Read the data and repeat all of it exactly.

----- Data shown

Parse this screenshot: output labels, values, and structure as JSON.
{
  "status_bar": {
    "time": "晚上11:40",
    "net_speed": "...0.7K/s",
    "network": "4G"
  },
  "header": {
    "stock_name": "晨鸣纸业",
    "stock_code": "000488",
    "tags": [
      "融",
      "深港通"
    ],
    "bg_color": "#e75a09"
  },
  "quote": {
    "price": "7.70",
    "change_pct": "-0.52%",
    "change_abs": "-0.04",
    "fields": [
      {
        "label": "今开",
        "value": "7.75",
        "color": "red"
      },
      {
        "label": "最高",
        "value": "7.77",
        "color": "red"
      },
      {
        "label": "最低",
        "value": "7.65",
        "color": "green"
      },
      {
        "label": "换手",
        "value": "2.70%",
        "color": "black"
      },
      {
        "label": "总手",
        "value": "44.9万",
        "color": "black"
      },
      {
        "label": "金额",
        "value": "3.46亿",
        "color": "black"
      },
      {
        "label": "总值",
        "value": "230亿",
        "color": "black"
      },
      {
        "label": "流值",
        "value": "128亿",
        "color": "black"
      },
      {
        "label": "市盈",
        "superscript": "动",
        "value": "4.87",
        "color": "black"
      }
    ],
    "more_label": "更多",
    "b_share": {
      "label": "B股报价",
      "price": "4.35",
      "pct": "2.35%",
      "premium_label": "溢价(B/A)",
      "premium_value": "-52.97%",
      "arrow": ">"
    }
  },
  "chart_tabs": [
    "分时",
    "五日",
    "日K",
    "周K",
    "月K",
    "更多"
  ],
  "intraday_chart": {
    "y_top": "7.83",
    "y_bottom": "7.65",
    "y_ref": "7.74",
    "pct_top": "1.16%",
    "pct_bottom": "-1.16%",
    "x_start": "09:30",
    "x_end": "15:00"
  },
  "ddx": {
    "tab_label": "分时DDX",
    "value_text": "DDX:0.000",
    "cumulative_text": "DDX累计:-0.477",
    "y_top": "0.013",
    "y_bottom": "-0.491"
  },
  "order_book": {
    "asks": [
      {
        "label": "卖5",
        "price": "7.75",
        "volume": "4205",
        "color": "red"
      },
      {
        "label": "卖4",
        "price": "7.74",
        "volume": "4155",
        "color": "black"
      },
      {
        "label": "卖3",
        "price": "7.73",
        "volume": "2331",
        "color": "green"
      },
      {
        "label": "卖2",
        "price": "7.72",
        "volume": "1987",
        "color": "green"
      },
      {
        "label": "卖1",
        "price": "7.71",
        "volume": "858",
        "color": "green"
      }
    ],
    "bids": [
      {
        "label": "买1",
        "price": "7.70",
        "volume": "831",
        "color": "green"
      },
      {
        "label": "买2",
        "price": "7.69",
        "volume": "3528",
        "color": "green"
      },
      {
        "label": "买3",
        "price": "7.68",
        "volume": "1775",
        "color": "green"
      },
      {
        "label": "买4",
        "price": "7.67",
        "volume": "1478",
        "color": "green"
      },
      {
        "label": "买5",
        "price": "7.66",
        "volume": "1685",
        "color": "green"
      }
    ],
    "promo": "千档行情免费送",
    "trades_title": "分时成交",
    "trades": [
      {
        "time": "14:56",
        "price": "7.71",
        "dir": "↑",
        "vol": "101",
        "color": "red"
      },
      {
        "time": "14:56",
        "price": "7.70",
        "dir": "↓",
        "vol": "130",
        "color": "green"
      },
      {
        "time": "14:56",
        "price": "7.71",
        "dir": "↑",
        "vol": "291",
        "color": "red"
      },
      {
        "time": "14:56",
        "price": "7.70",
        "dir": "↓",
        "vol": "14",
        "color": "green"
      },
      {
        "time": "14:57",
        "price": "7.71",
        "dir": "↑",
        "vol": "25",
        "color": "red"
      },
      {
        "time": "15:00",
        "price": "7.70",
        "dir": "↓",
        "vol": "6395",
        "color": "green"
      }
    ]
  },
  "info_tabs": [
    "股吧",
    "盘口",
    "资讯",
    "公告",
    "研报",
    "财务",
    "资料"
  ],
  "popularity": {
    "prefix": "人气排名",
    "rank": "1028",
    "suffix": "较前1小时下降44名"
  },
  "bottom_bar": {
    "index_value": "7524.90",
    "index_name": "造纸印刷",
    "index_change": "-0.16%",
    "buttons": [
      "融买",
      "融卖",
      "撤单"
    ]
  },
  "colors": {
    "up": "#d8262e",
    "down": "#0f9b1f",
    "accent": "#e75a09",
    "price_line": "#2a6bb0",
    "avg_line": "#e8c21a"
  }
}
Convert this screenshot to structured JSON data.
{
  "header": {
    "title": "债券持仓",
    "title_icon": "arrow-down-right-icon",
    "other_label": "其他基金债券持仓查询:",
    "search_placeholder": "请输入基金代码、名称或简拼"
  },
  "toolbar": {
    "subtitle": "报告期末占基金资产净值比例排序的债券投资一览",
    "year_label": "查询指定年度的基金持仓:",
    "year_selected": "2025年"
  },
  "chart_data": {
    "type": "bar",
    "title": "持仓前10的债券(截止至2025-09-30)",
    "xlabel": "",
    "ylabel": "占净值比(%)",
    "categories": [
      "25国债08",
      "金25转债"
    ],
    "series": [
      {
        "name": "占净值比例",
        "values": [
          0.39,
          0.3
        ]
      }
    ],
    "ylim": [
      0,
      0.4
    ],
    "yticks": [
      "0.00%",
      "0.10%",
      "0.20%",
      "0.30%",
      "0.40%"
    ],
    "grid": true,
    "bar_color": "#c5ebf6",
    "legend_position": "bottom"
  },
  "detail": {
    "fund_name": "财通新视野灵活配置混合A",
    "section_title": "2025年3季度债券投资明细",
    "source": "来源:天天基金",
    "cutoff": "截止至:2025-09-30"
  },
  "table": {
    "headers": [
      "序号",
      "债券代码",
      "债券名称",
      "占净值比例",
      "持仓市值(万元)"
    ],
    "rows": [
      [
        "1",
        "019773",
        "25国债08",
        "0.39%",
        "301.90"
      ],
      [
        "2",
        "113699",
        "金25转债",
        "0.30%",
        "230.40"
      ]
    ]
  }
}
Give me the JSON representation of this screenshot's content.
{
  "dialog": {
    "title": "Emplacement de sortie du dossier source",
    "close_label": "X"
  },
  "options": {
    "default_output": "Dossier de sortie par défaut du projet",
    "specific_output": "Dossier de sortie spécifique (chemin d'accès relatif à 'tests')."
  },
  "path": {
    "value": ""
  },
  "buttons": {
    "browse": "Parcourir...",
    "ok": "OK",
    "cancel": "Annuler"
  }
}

----------

[Written answer]:
Parse this screenshot: output labels, values, and structure as JSON.
{
  "status_bar": {
    "time": "晚上11:40",
    "net_speed": "...0.7K/s",
    "network": "4G"
  },
  "header": {
    "stock_name": "晨鸣纸业",
    "stock_code": "000488",
    "tags": [
      "融",
      "深港通"
    ],
    "bg_color": "#e75a09"
  },
  "quote": {
    "price": "7.70",
    "change_pct": "-0.52%",
    "change_abs": "-0.04",
    "fields": [
      {
        "label": "今开",
        "value": "7.75",
        "color": "red"
      },
      {
        "label": "最高",
        "value": "7.77",
        "color": "red"
      },
      {
        "label": "最低",
        "value": "7.65",
        "color": "green"
      },
      {
        "label": "换手",
        "value": "2.70%",
        "color": "black"
      },
      {
        "label": "总手",
        "value": "44.9万",
        "color": "black"
      },
      {
        "label": "金额",
        "value": "3.46亿",
        "color": "black"
      },
      {
        "label": "总值",
        "value": "230亿",
        "color": "black"
      },
      {
        "label": "流值",
        "value": "128亿",
        "color": "black"
      },
      {
        "label": "市盈",
        "superscript": "动",
        "value": "4.87",
        "color": "black"
      }
    ],
    "more_label": "更多",
    "b_share": {
      "label": "B股报价",
      "price": "4.35",
      "pct": "2.35%",
      "premium_label": "溢价(B/A)",
      "premium_value": "-52.97%",
      "arrow": ">"
    }
  },
  "chart_tabs": [
    "分时",
    "五日",
    "日K",
    "周K",
    "月K",
    "更多"
  ],
  "intraday_chart": {
    "y_top": "7.83",
    "y_bottom": "7.65",
    "y_ref": "7.74",
    "pct_top": "1.16%",
    "pct_bottom": "-1.16%",
    "x_start": "09:30",
    "x_end": "15:00"
  },
  "ddx": {
    "tab_label": "分时DDX",
    "value_text": "DDX:0.000",
    "cumulative_text": "DDX累计:-0.477",
    "y_top": "0.013",
    "y_bottom": "-0.491"
  },
  "order_book": {
    "asks": [
      {
        "label": "卖5",
        "price": "7.75",
        "volume": "4205",
        "color": "red"
      },
      {
        "label": "卖4",
        "price": "7.74",
        "volume": "4155",
        "color": "black"
      },
      {
        "label": "卖3",
        "price": "7.73",
        "volume": "2331",
        "color": "green"
      },
      {
        "label": "卖2",
        "price": "7.72",
        "volume": "1987",
        "color": "green"
      },
      {
        "label": "卖1",
        "price": "7.71",
        "volume": "858",
        "color": "green"
      }
    ],
    "bids": [
      {
        "label": "买1",
        "price": "7.70",
        "volume": "831",
        "color": "green"
      },
      {
        "label": "买2",
        "price": "7.69",
        "volume": "3528",
        "color": "green"
      },
      {
        "label": "买3",
        "price": "7.68",
        "volume": "1775",
        "color": "green"
      },
      {
        "label": "买4",
        "price": "7.67",
        "volume": "1478",
        "color": "green"
      },
      {
        "label": "买5",
        "price": "7.66",
        "volume": "1685",
        "color": "green"
      }
    ],
    "promo": "千档行情免费送",
    "trades_title": "分时成交",
    "trades": [
      {
        "time": "14:56",
        "price": "7.71",
        "dir": "↑",
        "vol": "101",
        "color": "red"
      },
      {
        "time": "14:56",
        "price": "7.70",
        "dir": "↓",
        "vol": "130",
        "color": "green"
      },
      {
        "time": "14:56",
        "price": "7.71",
        "dir": "↑",
        "vol": "291",
        "color": "red"
      },
      {
        "time": "14:56",
        "price": "7.70",
        "dir": "↓",
        "vol": "14",
        "color": "green"
      },
      {
        "time": "14:57",
        "price": "7.71",
        "dir": "↑",
        "vol": "25",
        "color": "red"
      },
      {
        "time": "15:00",
        "price": "7.70",
        "dir": "↓",
        "vol": "6395",
        "color": "green"
      }
    ]
  },
  "info_tabs": [
    "股吧",
    "盘口",
    "资讯",
    "公告",
    "研报",
    "财务",
    "资料"
  ],
  "popularity": {
    "prefix": "人气排名",
    "rank": "1028",
    "suffix": "较前1小时下降44名"
  },
  "bottom_bar": {
    "index_value": "7524.90",
    "index_name": "造纸印刷",
    "index_change": "-0.16%",
    "buttons": [
      "融买",
      "融卖",
      "撤单"
    ]
  },
  "colors": {
    "up": "#d8262e",
    "down": "#0f9b1f",
    "accent": "#e75a09",
    "price_line": "#2a6bb0",
    "avg_line": "#e8c21a"
  }
}
Convert this screenshot to structured JSON data.
{
  "header": {
    "title": "债券持仓",
    "title_icon": "arrow-down-right-icon",
    "other_label": "其他基金债券持仓查询:",
    "search_placeholder": "请输入基金代码、名称或简拼"
  },
  "toolbar": {
    "subtitle": "报告期末占基金资产净值比例排序的债券投资一览",
    "year_label": "查询指定年度的基金持仓:",
    "year_selected": "2025年"
  },
  "chart_data": {
    "type": "bar",
    "title": "持仓前10的债券(截止至2025-09-30)",
    "xlabel": "",
    "ylabel": "占净值比(%)",
    "categories": [
      "25国债08",
      "金25转债"
    ],
    "series": [
      {
        "name": "占净值比例",
        "values": [
          0.39,
          0.3
        ]
      }
    ],
    "ylim": [
      0,
      0.4
    ],
    "yticks": [
      "0.00%",
      "0.10%",
      "0.20%",
      "0.30%",
      "0.40%"
    ],
    "grid": true,
    "bar_color": "#c5ebf6",
    "legend_position": "bottom"
  },
  "detail": {
    "fund_name": "财通新视野灵活配置混合A",
    "section_title": "2025年3季度债券投资明细",
    "source": "来源:天天基金",
    "cutoff": "截止至:2025-09-30"
  },
  "table": {
    "headers": [
      "序号",
      "债券代码",
      "债券名称",
      "占净值比例",
      "持仓市值(万元)"
    ],
    "rows": [
      [
        "1",
        "019773",
        "25国债08",
        "0.39%",
        "301.90"
      ],
      [
        "2",
        "113699",
        "金25转债",
        "0.30%",
        "230.40"
      ]
    ]
  }
}
Give me the JSON representation of this screenshot's content.
{
  "dialog": {
    "title": "Emplacement de sortie du dossier source",
    "close_label": "X"
  },
  "options": {
    "default_output": "Dossier de sortie par défaut du projet",
    "specific_output": "Dossier de sortie spécifique (chemin d'accès relatif à 'tests')."
  },
  "path": {
    "value": ""
  },
  "buttons": {
    "browse": "Parcourir...",
    "ok": "OK",
    "cancel": "Annuler"
  }
}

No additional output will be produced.